Collected data entries:

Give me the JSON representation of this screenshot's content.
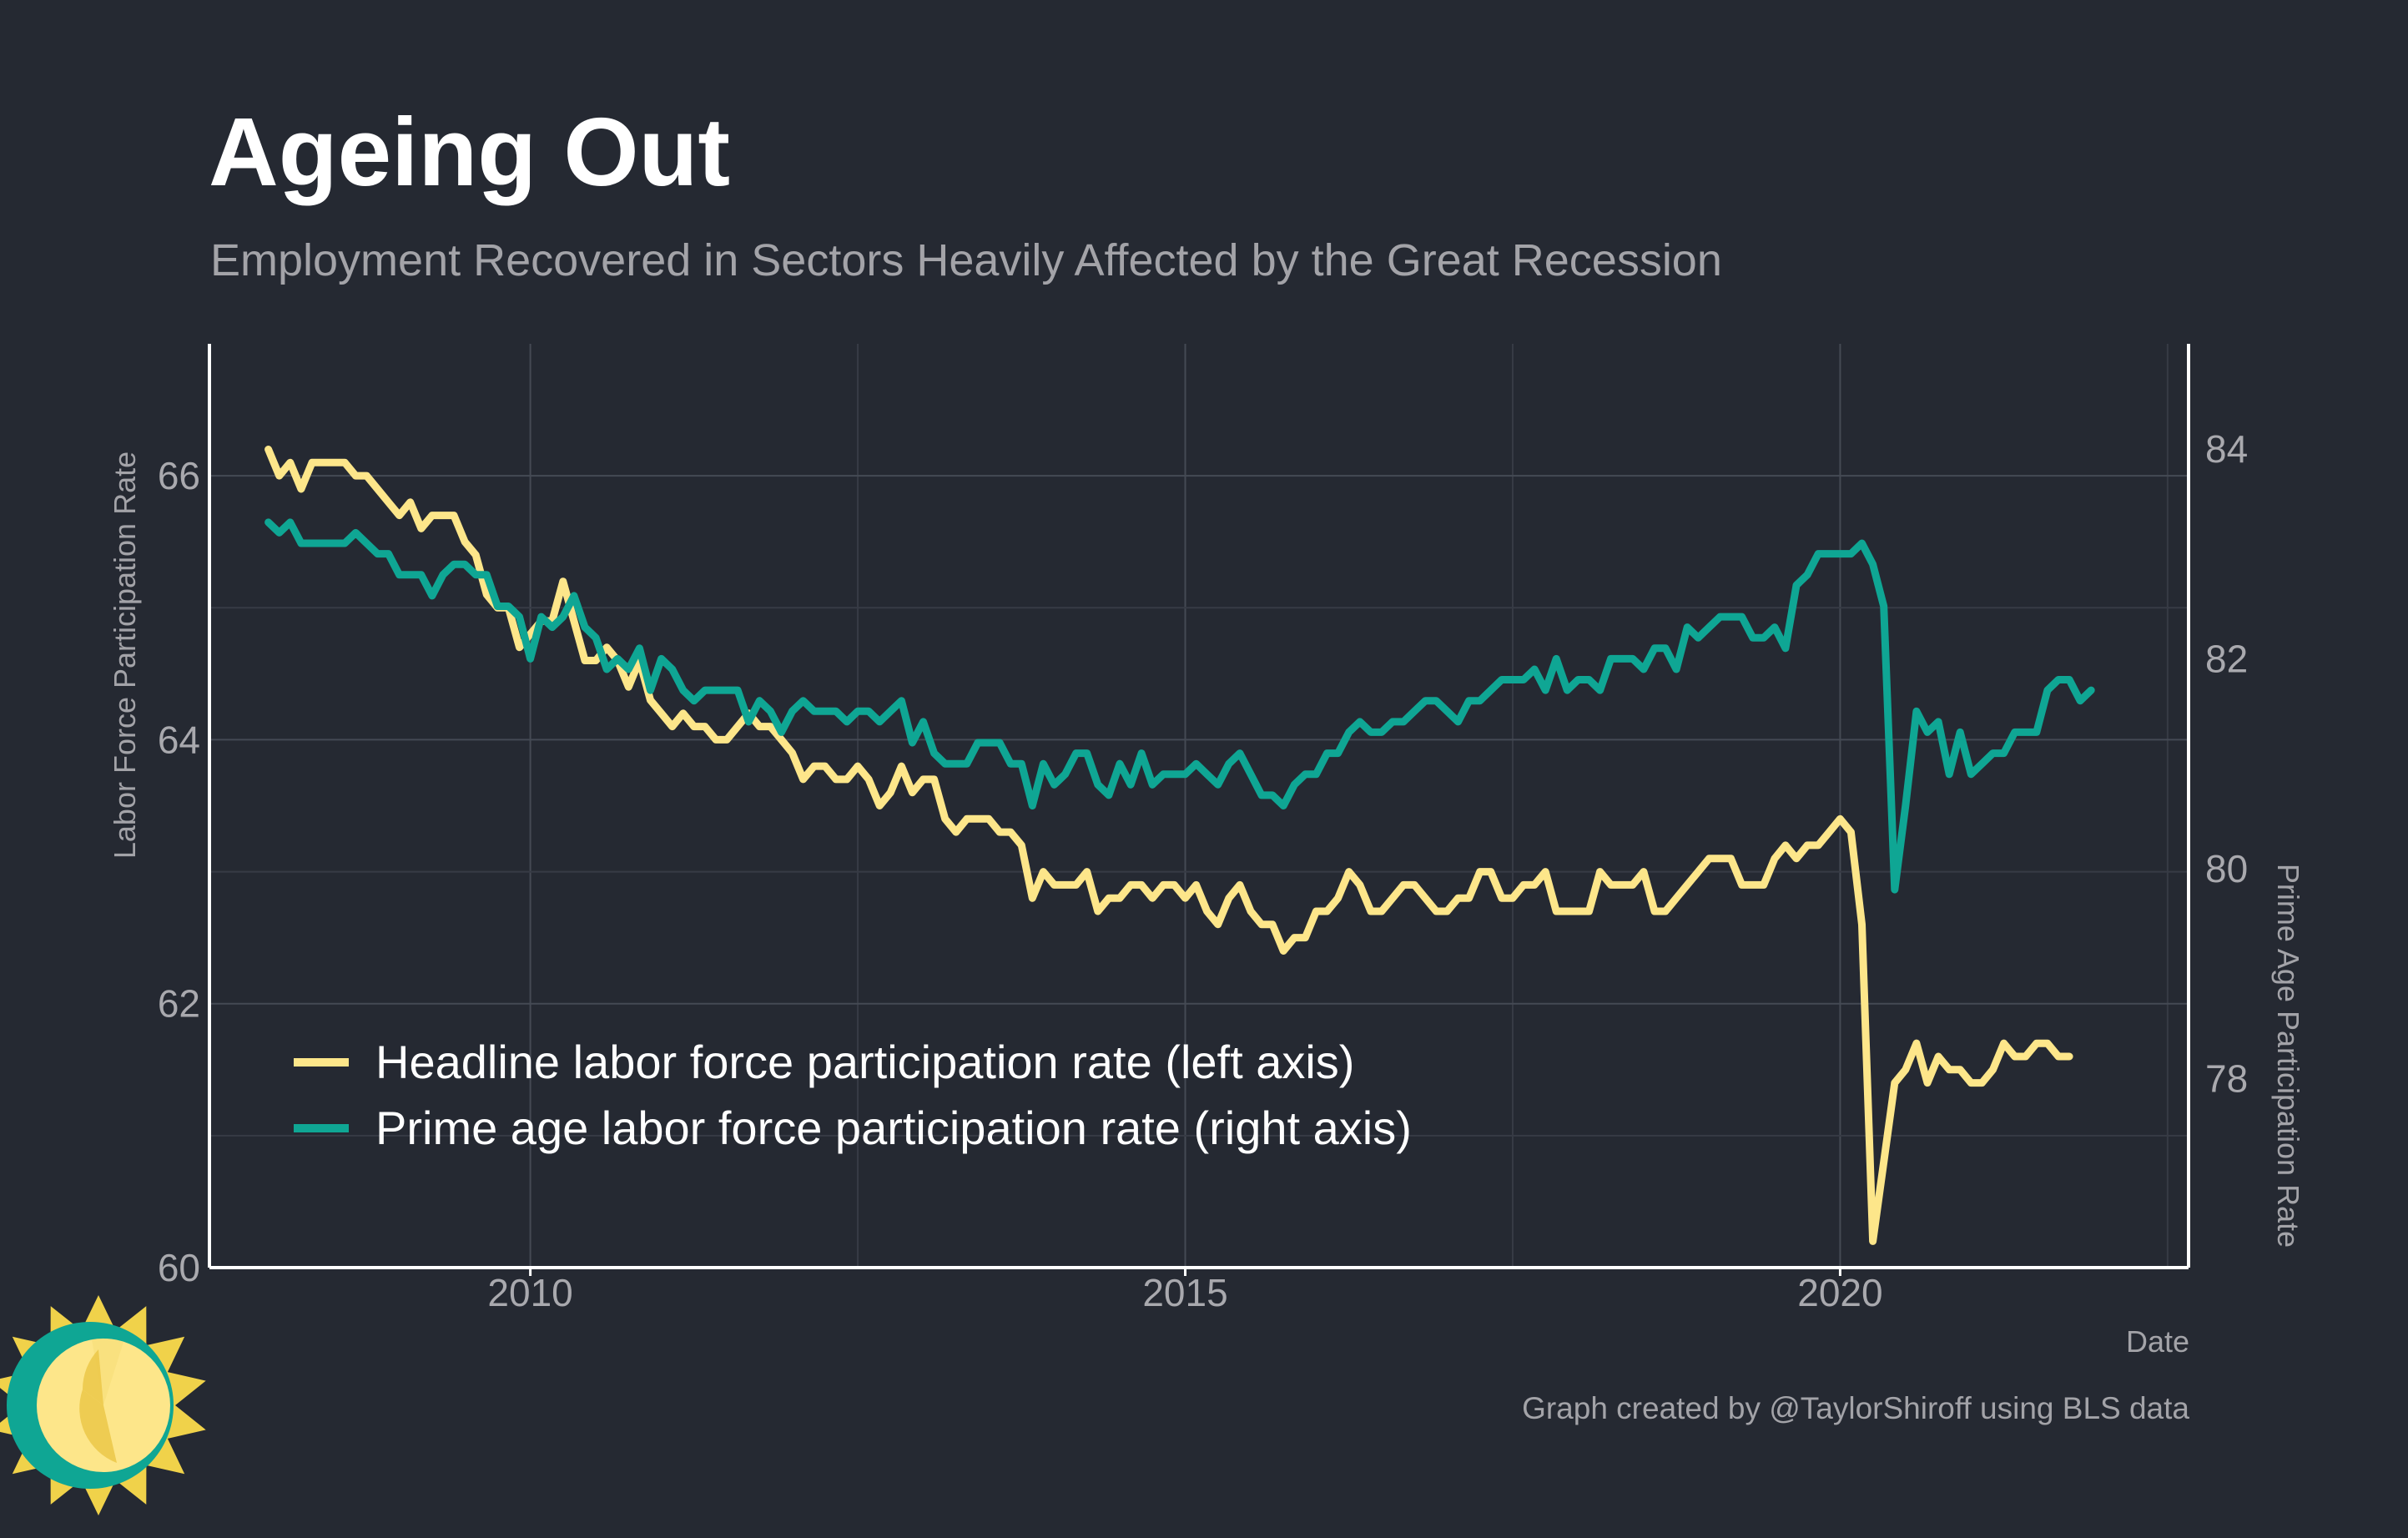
{
  "chart_data": {
    "type": "line",
    "title": "Ageing Out",
    "subtitle": "Employment Recovered in Sectors Heavily Affected by the Great Recession",
    "xlabel": "Date",
    "ylabel": "Labor Force Participation Rate",
    "y2label": "Prime Age Participation Rate",
    "caption": "Graph created by @TaylorShiroff using BLS data",
    "x_ticks": [
      {
        "label": "2010",
        "value": 2010
      },
      {
        "label": "2015",
        "value": 2015
      },
      {
        "label": "2020",
        "value": 2020
      }
    ],
    "y_ticks": [
      "60",
      "62",
      "64",
      "66"
    ],
    "y2_ticks": [
      "78",
      "80",
      "82",
      "84"
    ],
    "xlim": [
      2007.55,
      2022.66
    ],
    "ylim": [
      60,
      67
    ],
    "y2lim": [
      76.2,
      85
    ],
    "grid": true,
    "legend_position": "bottom-left",
    "series": [
      {
        "name": "Headline labor force participation rate (left axis)",
        "axis": "left",
        "color": "#fde68a",
        "x_start": 2008.0,
        "x_step": 0.08333,
        "values": [
          66.2,
          66.0,
          66.1,
          65.9,
          66.1,
          66.1,
          66.1,
          66.1,
          66.0,
          66.0,
          65.9,
          65.8,
          65.7,
          65.8,
          65.6,
          65.7,
          65.7,
          65.7,
          65.5,
          65.4,
          65.1,
          65.0,
          65.0,
          64.7,
          64.8,
          64.9,
          64.9,
          65.2,
          64.9,
          64.6,
          64.6,
          64.7,
          64.6,
          64.4,
          64.6,
          64.3,
          64.2,
          64.1,
          64.2,
          64.1,
          64.1,
          64.0,
          64.0,
          64.1,
          64.2,
          64.1,
          64.1,
          64.0,
          63.9,
          63.7,
          63.8,
          63.8,
          63.7,
          63.7,
          63.8,
          63.7,
          63.5,
          63.6,
          63.8,
          63.6,
          63.7,
          63.7,
          63.4,
          63.3,
          63.4,
          63.4,
          63.4,
          63.3,
          63.3,
          63.2,
          62.8,
          63.0,
          62.9,
          62.9,
          62.9,
          63.0,
          62.7,
          62.8,
          62.8,
          62.9,
          62.9,
          62.8,
          62.9,
          62.9,
          62.8,
          62.9,
          62.7,
          62.6,
          62.8,
          62.9,
          62.7,
          62.6,
          62.6,
          62.4,
          62.5,
          62.5,
          62.7,
          62.7,
          62.8,
          63.0,
          62.9,
          62.7,
          62.7,
          62.8,
          62.9,
          62.9,
          62.8,
          62.7,
          62.7,
          62.8,
          62.8,
          63.0,
          63.0,
          62.8,
          62.8,
          62.9,
          62.9,
          63.0,
          62.7,
          62.7,
          62.7,
          62.7,
          63.0,
          62.9,
          62.9,
          62.9,
          63.0,
          62.7,
          62.7,
          62.8,
          62.9,
          63.0,
          63.1,
          63.1,
          63.1,
          62.9,
          62.9,
          62.9,
          63.1,
          63.2,
          63.1,
          63.2,
          63.2,
          63.3,
          63.4,
          63.3,
          62.6,
          60.2,
          60.8,
          61.4,
          61.5,
          61.7,
          61.4,
          61.6,
          61.5,
          61.5,
          61.4,
          61.4,
          61.5,
          61.7,
          61.6,
          61.6,
          61.7,
          61.7,
          61.6,
          61.6
        ]
      },
      {
        "name": "Prime age labor force participation rate (right axis)",
        "axis": "right",
        "color": "#0fa694",
        "x_start": 2008.0,
        "x_step": 0.08333,
        "values": [
          83.3,
          83.2,
          83.3,
          83.1,
          83.1,
          83.1,
          83.1,
          83.1,
          83.2,
          83.1,
          83.0,
          83.0,
          82.8,
          82.8,
          82.8,
          82.6,
          82.8,
          82.9,
          82.9,
          82.8,
          82.8,
          82.5,
          82.5,
          82.4,
          82.0,
          82.4,
          82.3,
          82.4,
          82.6,
          82.3,
          82.2,
          81.9,
          82.0,
          81.9,
          82.1,
          81.7,
          82.0,
          81.9,
          81.7,
          81.6,
          81.7,
          81.7,
          81.7,
          81.7,
          81.4,
          81.6,
          81.5,
          81.3,
          81.5,
          81.6,
          81.5,
          81.5,
          81.5,
          81.4,
          81.5,
          81.5,
          81.4,
          81.5,
          81.6,
          81.2,
          81.4,
          81.1,
          81.0,
          81.0,
          81.0,
          81.2,
          81.2,
          81.2,
          81.0,
          81.0,
          80.6,
          81.0,
          80.8,
          80.9,
          81.1,
          81.1,
          80.8,
          80.7,
          81.0,
          80.8,
          81.1,
          80.8,
          80.9,
          80.9,
          80.9,
          81.0,
          80.9,
          80.8,
          81.0,
          81.1,
          80.9,
          80.7,
          80.7,
          80.6,
          80.8,
          80.9,
          80.9,
          81.1,
          81.1,
          81.3,
          81.4,
          81.3,
          81.3,
          81.4,
          81.4,
          81.5,
          81.6,
          81.6,
          81.5,
          81.4,
          81.6,
          81.6,
          81.7,
          81.8,
          81.8,
          81.8,
          81.9,
          81.7,
          82.0,
          81.7,
          81.8,
          81.8,
          81.7,
          82.0,
          82.0,
          82.0,
          81.9,
          82.1,
          82.1,
          81.9,
          82.3,
          82.2,
          82.3,
          82.4,
          82.4,
          82.4,
          82.2,
          82.2,
          82.3,
          82.1,
          82.7,
          82.8,
          83.0,
          83.0,
          83.0,
          83.0,
          83.1,
          82.9,
          82.5,
          79.8,
          80.6,
          81.5,
          81.3,
          81.4,
          80.9,
          81.3,
          80.9,
          81.0,
          81.1,
          81.1,
          81.3,
          81.3,
          81.3,
          81.7,
          81.8,
          81.8,
          81.6,
          81.7
        ]
      }
    ]
  }
}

**THE TASK**
Print all of the entries word for word. Omit the pictures they contain.

**FULL ANSWER**
Give me the JSON representation of this screenshot's content.
{
  "chart_data": {
    "type": "line",
    "title": "Ageing Out",
    "subtitle": "Employment Recovered in Sectors Heavily Affected by the Great Recession",
    "xlabel": "Date",
    "ylabel": "Labor Force Participation Rate",
    "y2label": "Prime Age Participation Rate",
    "caption": "Graph created by @TaylorShiroff using BLS data",
    "x_ticks": [
      {
        "label": "2010",
        "value": 2010
      },
      {
        "label": "2015",
        "value": 2015
      },
      {
        "label": "2020",
        "value": 2020
      }
    ],
    "y_ticks": [
      "60",
      "62",
      "64",
      "66"
    ],
    "y2_ticks": [
      "78",
      "80",
      "82",
      "84"
    ],
    "xlim": [
      2007.55,
      2022.66
    ],
    "ylim": [
      60,
      67
    ],
    "y2lim": [
      76.2,
      85
    ],
    "grid": true,
    "legend_position": "bottom-left",
    "series": [
      {
        "name": "Headline labor force participation rate (left axis)",
        "axis": "left",
        "color": "#fde68a",
        "x_start": 2008.0,
        "x_step": 0.08333,
        "values": [
          66.2,
          66.0,
          66.1,
          65.9,
          66.1,
          66.1,
          66.1,
          66.1,
          66.0,
          66.0,
          65.9,
          65.8,
          65.7,
          65.8,
          65.6,
          65.7,
          65.7,
          65.7,
          65.5,
          65.4,
          65.1,
          65.0,
          65.0,
          64.7,
          64.8,
          64.9,
          64.9,
          65.2,
          64.9,
          64.6,
          64.6,
          64.7,
          64.6,
          64.4,
          64.6,
          64.3,
          64.2,
          64.1,
          64.2,
          64.1,
          64.1,
          64.0,
          64.0,
          64.1,
          64.2,
          64.1,
          64.1,
          64.0,
          63.9,
          63.7,
          63.8,
          63.8,
          63.7,
          63.7,
          63.8,
          63.7,
          63.5,
          63.6,
          63.8,
          63.6,
          63.7,
          63.7,
          63.4,
          63.3,
          63.4,
          63.4,
          63.4,
          63.3,
          63.3,
          63.2,
          62.8,
          63.0,
          62.9,
          62.9,
          62.9,
          63.0,
          62.7,
          62.8,
          62.8,
          62.9,
          62.9,
          62.8,
          62.9,
          62.9,
          62.8,
          62.9,
          62.7,
          62.6,
          62.8,
          62.9,
          62.7,
          62.6,
          62.6,
          62.4,
          62.5,
          62.5,
          62.7,
          62.7,
          62.8,
          63.0,
          62.9,
          62.7,
          62.7,
          62.8,
          62.9,
          62.9,
          62.8,
          62.7,
          62.7,
          62.8,
          62.8,
          63.0,
          63.0,
          62.8,
          62.8,
          62.9,
          62.9,
          63.0,
          62.7,
          62.7,
          62.7,
          62.7,
          63.0,
          62.9,
          62.9,
          62.9,
          63.0,
          62.7,
          62.7,
          62.8,
          62.9,
          63.0,
          63.1,
          63.1,
          63.1,
          62.9,
          62.9,
          62.9,
          63.1,
          63.2,
          63.1,
          63.2,
          63.2,
          63.3,
          63.4,
          63.3,
          62.6,
          60.2,
          60.8,
          61.4,
          61.5,
          61.7,
          61.4,
          61.6,
          61.5,
          61.5,
          61.4,
          61.4,
          61.5,
          61.7,
          61.6,
          61.6,
          61.7,
          61.7,
          61.6,
          61.6
        ]
      },
      {
        "name": "Prime age labor force participation rate (right axis)",
        "axis": "right",
        "color": "#0fa694",
        "x_start": 2008.0,
        "x_step": 0.08333,
        "values": [
          83.3,
          83.2,
          83.3,
          83.1,
          83.1,
          83.1,
          83.1,
          83.1,
          83.2,
          83.1,
          83.0,
          83.0,
          82.8,
          82.8,
          82.8,
          82.6,
          82.8,
          82.9,
          82.9,
          82.8,
          82.8,
          82.5,
          82.5,
          82.4,
          82.0,
          82.4,
          82.3,
          82.4,
          82.6,
          82.3,
          82.2,
          81.9,
          82.0,
          81.9,
          82.1,
          81.7,
          82.0,
          81.9,
          81.7,
          81.6,
          81.7,
          81.7,
          81.7,
          81.7,
          81.4,
          81.6,
          81.5,
          81.3,
          81.5,
          81.6,
          81.5,
          81.5,
          81.5,
          81.4,
          81.5,
          81.5,
          81.4,
          81.5,
          81.6,
          81.2,
          81.4,
          81.1,
          81.0,
          81.0,
          81.0,
          81.2,
          81.2,
          81.2,
          81.0,
          81.0,
          80.6,
          81.0,
          80.8,
          80.9,
          81.1,
          81.1,
          80.8,
          80.7,
          81.0,
          80.8,
          81.1,
          80.8,
          80.9,
          80.9,
          80.9,
          81.0,
          80.9,
          80.8,
          81.0,
          81.1,
          80.9,
          80.7,
          80.7,
          80.6,
          80.8,
          80.9,
          80.9,
          81.1,
          81.1,
          81.3,
          81.4,
          81.3,
          81.3,
          81.4,
          81.4,
          81.5,
          81.6,
          81.6,
          81.5,
          81.4,
          81.6,
          81.6,
          81.7,
          81.8,
          81.8,
          81.8,
          81.9,
          81.7,
          82.0,
          81.7,
          81.8,
          81.8,
          81.7,
          82.0,
          82.0,
          82.0,
          81.9,
          82.1,
          82.1,
          81.9,
          82.3,
          82.2,
          82.3,
          82.4,
          82.4,
          82.4,
          82.2,
          82.2,
          82.3,
          82.1,
          82.7,
          82.8,
          83.0,
          83.0,
          83.0,
          83.0,
          83.1,
          82.9,
          82.5,
          79.8,
          80.6,
          81.5,
          81.3,
          81.4,
          80.9,
          81.3,
          80.9,
          81.0,
          81.1,
          81.1,
          81.3,
          81.3,
          81.3,
          81.7,
          81.8,
          81.8,
          81.6,
          81.7
        ]
      }
    ]
  }
}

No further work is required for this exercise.